MATERIAL -
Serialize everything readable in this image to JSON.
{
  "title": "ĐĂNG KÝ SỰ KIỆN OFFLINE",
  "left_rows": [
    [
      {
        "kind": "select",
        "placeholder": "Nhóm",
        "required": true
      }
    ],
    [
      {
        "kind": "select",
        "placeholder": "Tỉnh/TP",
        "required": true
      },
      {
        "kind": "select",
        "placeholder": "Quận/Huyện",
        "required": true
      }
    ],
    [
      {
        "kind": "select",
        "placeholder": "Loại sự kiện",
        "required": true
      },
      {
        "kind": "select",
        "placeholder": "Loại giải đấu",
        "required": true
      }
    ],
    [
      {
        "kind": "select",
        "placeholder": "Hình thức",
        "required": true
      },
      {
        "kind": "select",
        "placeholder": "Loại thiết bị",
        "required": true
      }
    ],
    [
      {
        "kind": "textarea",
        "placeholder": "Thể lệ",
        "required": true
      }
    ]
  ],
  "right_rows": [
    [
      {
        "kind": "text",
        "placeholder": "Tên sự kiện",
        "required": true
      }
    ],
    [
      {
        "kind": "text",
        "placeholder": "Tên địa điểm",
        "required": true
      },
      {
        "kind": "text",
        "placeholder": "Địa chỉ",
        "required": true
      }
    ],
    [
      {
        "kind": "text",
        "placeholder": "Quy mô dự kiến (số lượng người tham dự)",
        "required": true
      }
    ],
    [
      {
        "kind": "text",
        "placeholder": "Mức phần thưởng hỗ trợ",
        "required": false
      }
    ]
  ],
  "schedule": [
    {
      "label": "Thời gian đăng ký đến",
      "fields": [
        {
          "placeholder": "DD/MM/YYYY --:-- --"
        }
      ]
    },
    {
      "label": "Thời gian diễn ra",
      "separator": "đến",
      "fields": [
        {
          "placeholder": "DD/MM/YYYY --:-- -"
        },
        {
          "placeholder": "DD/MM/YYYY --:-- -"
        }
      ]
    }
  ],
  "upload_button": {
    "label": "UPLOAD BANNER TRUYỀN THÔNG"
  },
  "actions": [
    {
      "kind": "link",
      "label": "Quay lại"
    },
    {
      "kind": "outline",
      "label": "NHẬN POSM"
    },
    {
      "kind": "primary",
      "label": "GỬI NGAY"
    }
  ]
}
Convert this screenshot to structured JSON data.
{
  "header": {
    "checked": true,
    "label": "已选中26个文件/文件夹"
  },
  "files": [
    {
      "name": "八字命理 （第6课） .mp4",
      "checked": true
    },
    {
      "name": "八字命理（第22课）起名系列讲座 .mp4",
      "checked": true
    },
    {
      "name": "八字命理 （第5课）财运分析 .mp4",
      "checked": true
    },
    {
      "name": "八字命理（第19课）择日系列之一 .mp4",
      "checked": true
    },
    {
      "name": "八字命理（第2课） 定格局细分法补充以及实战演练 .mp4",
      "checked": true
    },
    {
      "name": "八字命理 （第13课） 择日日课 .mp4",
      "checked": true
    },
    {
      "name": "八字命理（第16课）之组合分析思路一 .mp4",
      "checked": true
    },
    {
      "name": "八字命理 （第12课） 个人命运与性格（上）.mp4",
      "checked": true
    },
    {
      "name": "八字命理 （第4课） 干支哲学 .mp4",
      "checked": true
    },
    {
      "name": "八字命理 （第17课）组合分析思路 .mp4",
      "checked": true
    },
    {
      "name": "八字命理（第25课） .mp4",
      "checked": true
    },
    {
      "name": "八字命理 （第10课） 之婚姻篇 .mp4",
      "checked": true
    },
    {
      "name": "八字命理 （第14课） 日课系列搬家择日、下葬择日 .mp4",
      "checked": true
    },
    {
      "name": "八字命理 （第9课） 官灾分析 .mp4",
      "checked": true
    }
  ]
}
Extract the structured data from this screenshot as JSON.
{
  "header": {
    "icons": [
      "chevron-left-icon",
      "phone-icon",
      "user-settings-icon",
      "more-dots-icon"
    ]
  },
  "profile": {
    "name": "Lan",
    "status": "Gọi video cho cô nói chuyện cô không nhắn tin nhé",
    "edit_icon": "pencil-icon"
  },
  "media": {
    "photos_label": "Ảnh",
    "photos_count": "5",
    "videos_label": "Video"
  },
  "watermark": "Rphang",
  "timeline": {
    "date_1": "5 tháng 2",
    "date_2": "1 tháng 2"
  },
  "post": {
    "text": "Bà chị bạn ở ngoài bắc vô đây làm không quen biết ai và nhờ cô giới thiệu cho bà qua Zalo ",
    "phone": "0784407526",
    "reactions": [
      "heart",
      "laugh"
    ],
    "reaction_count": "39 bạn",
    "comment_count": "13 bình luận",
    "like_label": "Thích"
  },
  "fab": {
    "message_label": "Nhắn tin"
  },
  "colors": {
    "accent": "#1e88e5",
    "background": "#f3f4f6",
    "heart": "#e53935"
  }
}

SET TASK - Copy out each record, keeping every word as it is.

EXERCISE OUTPUT -
Serialize everything readable in this image to JSON.
{
  "title": "ĐĂNG KÝ SỰ KIỆN OFFLINE",
  "left_rows": [
    [
      {
        "kind": "select",
        "placeholder": "Nhóm",
        "required": true
      }
    ],
    [
      {
        "kind": "select",
        "placeholder": "Tỉnh/TP",
        "required": true
      },
      {
        "kind": "select",
        "placeholder": "Quận/Huyện",
        "required": true
      }
    ],
    [
      {
        "kind": "select",
        "placeholder": "Loại sự kiện",
        "required": true
      },
      {
        "kind": "select",
        "placeholder": "Loại giải đấu",
        "required": true
      }
    ],
    [
      {
        "kind": "select",
        "placeholder": "Hình thức",
        "required": true
      },
      {
        "kind": "select",
        "placeholder": "Loại thiết bị",
        "required": true
      }
    ],
    [
      {
        "kind": "textarea",
        "placeholder": "Thể lệ",
        "required": true
      }
    ]
  ],
  "right_rows": [
    [
      {
        "kind": "text",
        "placeholder": "Tên sự kiện",
        "required": true
      }
    ],
    [
      {
        "kind": "text",
        "placeholder": "Tên địa điểm",
        "required": true
      },
      {
        "kind": "text",
        "placeholder": "Địa chỉ",
        "required": true
      }
    ],
    [
      {
        "kind": "text",
        "placeholder": "Quy mô dự kiến (số lượng người tham dự)",
        "required": true
      }
    ],
    [
      {
        "kind": "text",
        "placeholder": "Mức phần thưởng hỗ trợ",
        "required": false
      }
    ]
  ],
  "schedule": [
    {
      "label": "Thời gian đăng ký đến",
      "fields": [
        {
          "placeholder": "DD/MM/YYYY --:-- --"
        }
      ]
    },
    {
      "label": "Thời gian diễn ra",
      "separator": "đến",
      "fields": [
        {
          "placeholder": "DD/MM/YYYY --:-- -"
        },
        {
          "placeholder": "DD/MM/YYYY --:-- -"
        }
      ]
    }
  ],
  "upload_button": {
    "label": "UPLOAD BANNER TRUYỀN THÔNG"
  },
  "actions": [
    {
      "kind": "link",
      "label": "Quay lại"
    },
    {
      "kind": "outline",
      "label": "NHẬN POSM"
    },
    {
      "kind": "primary",
      "label": "GỬI NGAY"
    }
  ]
}
Convert this screenshot to structured JSON data.
{
  "header": {
    "checked": true,
    "label": "已选中26个文件/文件夹"
  },
  "files": [
    {
      "name": "八字命理 （第6课） .mp4",
      "checked": true
    },
    {
      "name": "八字命理（第22课）起名系列讲座 .mp4",
      "checked": true
    },
    {
      "name": "八字命理 （第5课）财运分析 .mp4",
      "checked": true
    },
    {
      "name": "八字命理（第19课）择日系列之一 .mp4",
      "checked": true
    },
    {
      "name": "八字命理（第2课） 定格局细分法补充以及实战演练 .mp4",
      "checked": true
    },
    {
      "name": "八字命理 （第13课） 择日日课 .mp4",
      "checked": true
    },
    {
      "name": "八字命理（第16课）之组合分析思路一 .mp4",
      "checked": true
    },
    {
      "name": "八字命理 （第12课） 个人命运与性格（上）.mp4",
      "checked": true
    },
    {
      "name": "八字命理 （第4课） 干支哲学 .mp4",
      "checked": true
    },
    {
      "name": "八字命理 （第17课）组合分析思路 .mp4",
      "checked": true
    },
    {
      "name": "八字命理（第25课） .mp4",
      "checked": true
    },
    {
      "name": "八字命理 （第10课） 之婚姻篇 .mp4",
      "checked": true
    },
    {
      "name": "八字命理 （第14课） 日课系列搬家择日、下葬择日 .mp4",
      "checked": true
    },
    {
      "name": "八字命理 （第9课） 官灾分析 .mp4",
      "checked": true
    }
  ]
}
Extract the structured data from this screenshot as JSON.
{
  "header": {
    "icons": [
      "chevron-left-icon",
      "phone-icon",
      "user-settings-icon",
      "more-dots-icon"
    ]
  },
  "profile": {
    "name": "Lan",
    "status": "Gọi video cho cô nói chuyện cô không nhắn tin nhé",
    "edit_icon": "pencil-icon"
  },
  "media": {
    "photos_label": "Ảnh",
    "photos_count": "5",
    "videos_label": "Video"
  },
  "watermark": "Rphang",
  "timeline": {
    "date_1": "5 tháng 2",
    "date_2": "1 tháng 2"
  },
  "post": {
    "text": "Bà chị bạn ở ngoài bắc vô đây làm không quen biết ai và nhờ cô giới thiệu cho bà qua Zalo ",
    "phone": "0784407526",
    "reactions": [
      "heart",
      "laugh"
    ],
    "reaction_count": "39 bạn",
    "comment_count": "13 bình luận",
    "like_label": "Thích"
  },
  "fab": {
    "message_label": "Nhắn tin"
  },
  "colors": {
    "accent": "#1e88e5",
    "background": "#f3f4f6",
    "heart": "#e53935"
  }
}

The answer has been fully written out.